• _Information shown_:
..............................

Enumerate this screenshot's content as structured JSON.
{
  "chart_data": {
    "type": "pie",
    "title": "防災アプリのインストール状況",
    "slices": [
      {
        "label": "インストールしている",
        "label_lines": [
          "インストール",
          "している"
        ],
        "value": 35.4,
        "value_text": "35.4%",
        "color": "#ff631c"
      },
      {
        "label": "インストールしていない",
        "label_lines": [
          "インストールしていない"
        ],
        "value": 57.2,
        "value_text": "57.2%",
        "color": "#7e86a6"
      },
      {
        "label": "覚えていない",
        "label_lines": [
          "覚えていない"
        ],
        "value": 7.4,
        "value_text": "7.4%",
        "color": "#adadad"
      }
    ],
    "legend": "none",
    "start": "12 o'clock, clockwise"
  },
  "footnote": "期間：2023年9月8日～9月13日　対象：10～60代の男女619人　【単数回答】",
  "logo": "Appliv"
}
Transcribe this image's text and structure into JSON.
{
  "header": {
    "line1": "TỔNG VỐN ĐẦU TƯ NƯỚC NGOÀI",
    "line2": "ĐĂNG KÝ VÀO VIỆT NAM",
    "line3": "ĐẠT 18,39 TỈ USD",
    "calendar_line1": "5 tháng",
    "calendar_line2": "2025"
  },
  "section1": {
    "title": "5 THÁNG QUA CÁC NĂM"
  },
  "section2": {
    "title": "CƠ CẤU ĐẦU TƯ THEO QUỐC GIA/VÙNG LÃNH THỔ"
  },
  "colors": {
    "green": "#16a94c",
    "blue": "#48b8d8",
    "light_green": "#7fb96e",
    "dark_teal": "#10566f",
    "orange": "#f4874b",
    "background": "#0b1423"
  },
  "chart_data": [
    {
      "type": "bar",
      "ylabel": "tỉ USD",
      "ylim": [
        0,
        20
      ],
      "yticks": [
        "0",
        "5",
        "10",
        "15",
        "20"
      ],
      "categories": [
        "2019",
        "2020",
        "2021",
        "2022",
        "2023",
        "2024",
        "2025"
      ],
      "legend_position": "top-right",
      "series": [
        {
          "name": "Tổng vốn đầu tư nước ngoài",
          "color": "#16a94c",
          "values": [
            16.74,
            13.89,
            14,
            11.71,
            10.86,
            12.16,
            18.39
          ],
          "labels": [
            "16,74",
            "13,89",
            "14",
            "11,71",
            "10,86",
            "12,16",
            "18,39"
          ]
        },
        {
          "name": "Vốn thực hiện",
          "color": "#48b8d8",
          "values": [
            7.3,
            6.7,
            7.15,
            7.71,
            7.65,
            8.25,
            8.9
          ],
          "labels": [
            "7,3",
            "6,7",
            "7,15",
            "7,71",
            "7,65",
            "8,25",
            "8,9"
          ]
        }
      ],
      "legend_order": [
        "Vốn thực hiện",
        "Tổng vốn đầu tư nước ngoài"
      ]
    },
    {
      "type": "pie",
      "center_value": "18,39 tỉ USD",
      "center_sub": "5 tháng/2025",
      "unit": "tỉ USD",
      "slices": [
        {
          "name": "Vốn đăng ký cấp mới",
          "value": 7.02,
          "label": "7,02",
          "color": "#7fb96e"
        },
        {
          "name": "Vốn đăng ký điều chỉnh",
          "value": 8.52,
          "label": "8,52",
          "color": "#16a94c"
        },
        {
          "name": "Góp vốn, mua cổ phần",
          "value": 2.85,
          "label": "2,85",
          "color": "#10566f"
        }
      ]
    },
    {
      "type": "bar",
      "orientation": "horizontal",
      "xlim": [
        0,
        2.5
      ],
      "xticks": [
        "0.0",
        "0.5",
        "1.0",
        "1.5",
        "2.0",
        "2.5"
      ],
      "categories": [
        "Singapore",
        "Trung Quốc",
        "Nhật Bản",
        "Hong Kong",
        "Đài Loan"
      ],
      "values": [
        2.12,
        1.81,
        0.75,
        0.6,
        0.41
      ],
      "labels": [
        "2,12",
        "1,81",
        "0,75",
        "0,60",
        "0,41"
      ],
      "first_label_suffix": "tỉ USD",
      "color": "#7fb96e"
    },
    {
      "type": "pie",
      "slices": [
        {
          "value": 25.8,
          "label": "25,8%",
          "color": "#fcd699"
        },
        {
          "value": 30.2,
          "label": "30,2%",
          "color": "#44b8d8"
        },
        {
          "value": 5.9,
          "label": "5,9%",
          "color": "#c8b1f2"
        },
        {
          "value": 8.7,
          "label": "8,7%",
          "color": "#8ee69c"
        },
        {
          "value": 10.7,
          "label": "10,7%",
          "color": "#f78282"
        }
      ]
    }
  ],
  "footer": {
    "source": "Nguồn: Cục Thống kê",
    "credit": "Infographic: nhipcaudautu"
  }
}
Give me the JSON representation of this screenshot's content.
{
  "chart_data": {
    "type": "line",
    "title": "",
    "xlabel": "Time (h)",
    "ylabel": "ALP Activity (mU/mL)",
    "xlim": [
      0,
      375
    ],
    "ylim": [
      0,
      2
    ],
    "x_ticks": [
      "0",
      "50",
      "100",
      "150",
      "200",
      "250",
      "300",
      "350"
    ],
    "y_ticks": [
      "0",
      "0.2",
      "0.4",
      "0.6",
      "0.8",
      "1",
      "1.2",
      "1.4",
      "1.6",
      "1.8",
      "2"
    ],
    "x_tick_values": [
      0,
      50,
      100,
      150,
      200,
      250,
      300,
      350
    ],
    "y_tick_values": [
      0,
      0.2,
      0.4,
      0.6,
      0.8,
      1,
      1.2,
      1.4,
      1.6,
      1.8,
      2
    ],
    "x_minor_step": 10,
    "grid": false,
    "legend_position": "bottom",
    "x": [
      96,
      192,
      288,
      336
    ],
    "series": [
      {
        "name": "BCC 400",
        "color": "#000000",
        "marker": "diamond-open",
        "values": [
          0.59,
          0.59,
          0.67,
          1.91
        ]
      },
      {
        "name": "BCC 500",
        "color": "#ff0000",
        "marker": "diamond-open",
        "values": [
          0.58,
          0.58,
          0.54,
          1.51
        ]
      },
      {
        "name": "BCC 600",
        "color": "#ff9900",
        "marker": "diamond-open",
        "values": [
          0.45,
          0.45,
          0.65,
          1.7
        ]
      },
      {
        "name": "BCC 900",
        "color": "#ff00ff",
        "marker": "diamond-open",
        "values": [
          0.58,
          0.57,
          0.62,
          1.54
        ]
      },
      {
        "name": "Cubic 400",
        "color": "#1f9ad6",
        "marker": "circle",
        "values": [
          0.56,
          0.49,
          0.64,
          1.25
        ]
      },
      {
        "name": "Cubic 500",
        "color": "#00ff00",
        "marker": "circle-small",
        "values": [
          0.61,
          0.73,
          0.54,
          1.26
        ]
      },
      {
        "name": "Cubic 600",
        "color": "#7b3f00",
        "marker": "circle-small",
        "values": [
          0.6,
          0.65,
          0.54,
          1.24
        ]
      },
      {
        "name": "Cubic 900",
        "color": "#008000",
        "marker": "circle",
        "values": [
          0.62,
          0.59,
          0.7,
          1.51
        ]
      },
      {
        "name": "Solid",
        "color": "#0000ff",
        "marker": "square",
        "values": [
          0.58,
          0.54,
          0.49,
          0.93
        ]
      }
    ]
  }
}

..............................

• _To do_:
Go through the records and pull out each line that includes the word "Cubic".

• _Full response_:
        "name": "Cubic 400",
        "name": "Cubic 500",
        "name": "Cubic 600",
        "name": "Cubic 900",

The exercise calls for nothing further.